**BRIEF**
All lines below must be repeated exactly, with the pictures omitted.

------ RECORDS FOR THIS EXERCISE ------

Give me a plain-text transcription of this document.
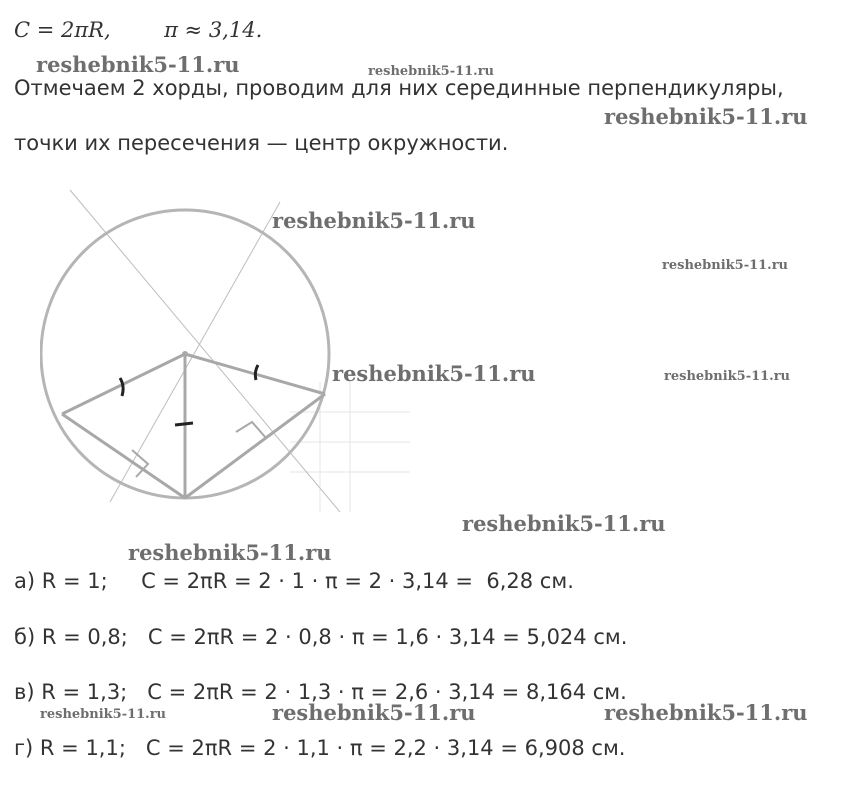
C = 2πR,        π ≈ 3,14.
Отмечаем 2 хорды, проводим для них серединные перпендикуляры,
точки их пересечения — центр окружности.
а) R = 1;     C = 2πR = 2 · 1 · π = 2 · 3,14 =  6,28 см.
б) R = 0,8;   C = 2πR = 2 · 0,8 · π = 1,6 · 3,14 = 5,024 см.
в) R = 1,3;   C = 2πR = 2 · 1,3 · π = 2,6 · 3,14 = 8,164 см.
г) R = 1,1;   C = 2πR = 2 · 1,1 · π = 2,2 · 3,14 = 6,908 см.
reshebnik5-11.ru	reshebnik5-11.ru
reshebnik5-11.ru
reshebnik5-11.ru
reshebnik5-11.ru
reshebnik5-11.ru	reshebnik5-11.ru
reshebnik5-11.ru
reshebnik5-11.ru
reshebnik5-11.ru	reshebnik5-11.ru	reshebnik5-11.ru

------

**ANSWER TO THIS TASK**
Give me a plain-text transcription of this document.
C = 2πR,        π ≈ 3,14.
Отмечаем 2 хорды, проводим для них серединные перпендикуляры,
точки их пересечения — центр окружности.
а) R = 1;     C = 2πR = 2 · 1 · π = 2 · 3,14 =  6,28 см.
б) R = 0,8;   C = 2πR = 2 · 0,8 · π = 1,6 · 3,14 = 5,024 см.
в) R = 1,3;   C = 2πR = 2 · 1,3 · π = 2,6 · 3,14 = 8,164 см.
г) R = 1,1;   C = 2πR = 2 · 1,1 · π = 2,2 · 3,14 = 6,908 см.
reshebnik5-11.ru	reshebnik5-11.ru
reshebnik5-11.ru
reshebnik5-11.ru
reshebnik5-11.ru
reshebnik5-11.ru	reshebnik5-11.ru
reshebnik5-11.ru
reshebnik5-11.ru
reshebnik5-11.ru	reshebnik5-11.ru	reshebnik5-11.ru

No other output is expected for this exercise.